→ **DIRECTIONS**:
Could you update the rows from the line with "example-2-after-panel: 月月月月 時間貸P" to the line with "after-caption: After bbox=[401, 248, 443, 271]" by replacing "bbox" with "box" and leaving everything else unchanged?

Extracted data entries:
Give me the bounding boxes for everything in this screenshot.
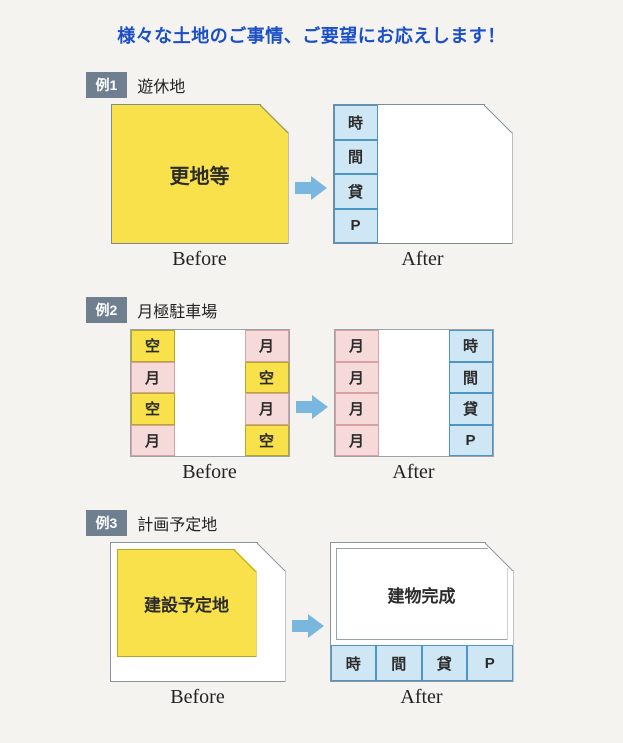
example-2-after-panel: 月月月月 時間貸P After bbox=[334, 329, 494, 484]
cell-time-4: P bbox=[334, 209, 378, 244]
example-3-header: 例3 計画予定地 bbox=[86, 510, 542, 536]
headline: 様々な土地のご事情、ご要望にお応えします！ bbox=[0, 22, 623, 48]
grid-cell: 貸 bbox=[422, 645, 468, 681]
after-caption: After bbox=[401, 248, 443, 271]
cell-time-1: 時 bbox=[334, 105, 378, 140]
example-3-after-lot: 建物完成 時間貸P bbox=[330, 542, 514, 682]
example-3-tag: 例3 bbox=[86, 510, 128, 536]
example-1: 例1 遊休地 更地等 Before 時 間 貸 P After bbox=[82, 72, 542, 271]
example-3: 例3 計画予定地 建設予定地 Before 建物完成 時間貸P bbox=[82, 510, 542, 709]
before-caption: Before bbox=[170, 686, 224, 709]
example-2: 例2 月極駐車場 空月空月 月空月空 Before 月月月月 時間貸P Afte… bbox=[82, 297, 542, 484]
grid-cell: 月 bbox=[245, 393, 289, 425]
grid-cell: 間 bbox=[449, 362, 493, 394]
grid-cell: 空 bbox=[245, 425, 289, 457]
grid-cell: 時 bbox=[449, 330, 493, 362]
grid-cell: 貸 bbox=[449, 393, 493, 425]
grid-cell: 月 bbox=[131, 362, 175, 394]
example-1-before-label: 更地等 bbox=[170, 160, 230, 189]
example-3-after-label: 建物完成 bbox=[388, 582, 456, 607]
cell-time-3: 貸 bbox=[334, 174, 378, 209]
example-3-before-lot: 建設予定地 bbox=[110, 542, 286, 682]
arrow-icon bbox=[292, 612, 324, 640]
after-caption: After bbox=[392, 461, 434, 484]
grid-cell: 月 bbox=[335, 393, 379, 425]
cell-time-2: 間 bbox=[334, 140, 378, 175]
example-2-title: 月極駐車場 bbox=[137, 298, 217, 322]
before-caption: Before bbox=[182, 461, 236, 484]
arrow-icon bbox=[295, 174, 327, 202]
example-3-before-inner: 建設予定地 bbox=[117, 549, 257, 657]
grid-cell: 空 bbox=[245, 362, 289, 394]
grid-cell: 空 bbox=[131, 393, 175, 425]
grid-cell: 月 bbox=[335, 330, 379, 362]
grid-cell: 月 bbox=[335, 362, 379, 394]
example-1-header: 例1 遊休地 bbox=[86, 72, 542, 98]
grid-cell: 間 bbox=[376, 645, 422, 681]
grid-cell: 月 bbox=[131, 425, 175, 457]
example-3-before-label: 建設予定地 bbox=[144, 591, 229, 616]
grid-cell: P bbox=[467, 645, 513, 681]
example-3-before-panel: 建設予定地 Before bbox=[110, 542, 286, 709]
before-caption: Before bbox=[172, 248, 226, 271]
example-1-title: 遊休地 bbox=[137, 73, 185, 97]
example-3-after-panel: 建物完成 時間貸P After bbox=[330, 542, 514, 709]
example-2-before-grid: 空月空月 月空月空 bbox=[130, 329, 290, 457]
grid-cell: P bbox=[449, 425, 493, 457]
example-1-after-panel: 時 間 貸 P After bbox=[333, 104, 513, 271]
grid-cell: 月 bbox=[335, 425, 379, 457]
example-2-tag: 例2 bbox=[86, 297, 128, 323]
example-3-after-building: 建物完成 bbox=[336, 548, 508, 640]
arrow-icon bbox=[296, 393, 328, 421]
example-2-after-grid: 月月月月 時間貸P bbox=[334, 329, 494, 457]
grid-cell: 時 bbox=[331, 645, 377, 681]
example-2-before-panel: 空月空月 月空月空 Before bbox=[130, 329, 290, 484]
example-1-before-panel: 更地等 Before bbox=[111, 104, 289, 271]
example-1-tag: 例1 bbox=[86, 72, 128, 98]
example-1-before-lot: 更地等 bbox=[111, 104, 289, 244]
example-3-title: 計画予定地 bbox=[137, 511, 217, 535]
example-2-header: 例2 月極駐車場 bbox=[86, 297, 542, 323]
grid-cell: 月 bbox=[245, 330, 289, 362]
after-caption: After bbox=[400, 686, 442, 709]
example-1-after-lot: 時 間 貸 P bbox=[333, 104, 513, 244]
grid-cell: 空 bbox=[131, 330, 175, 362]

→ **FINAL ANSWER**:
example-2-after-panel: 月月月月 時間貸P After box=[334, 329, 494, 484]
cell-time-4: P box=[334, 209, 378, 244]
example-3-header: 例3 計画予定地 box=[86, 510, 542, 536]
headline: 様々な土地のご事情、ご要望にお応えします！ box=[0, 22, 623, 48]
grid-cell: 貸 box=[422, 645, 468, 681]
after-caption: After box=[401, 248, 443, 271]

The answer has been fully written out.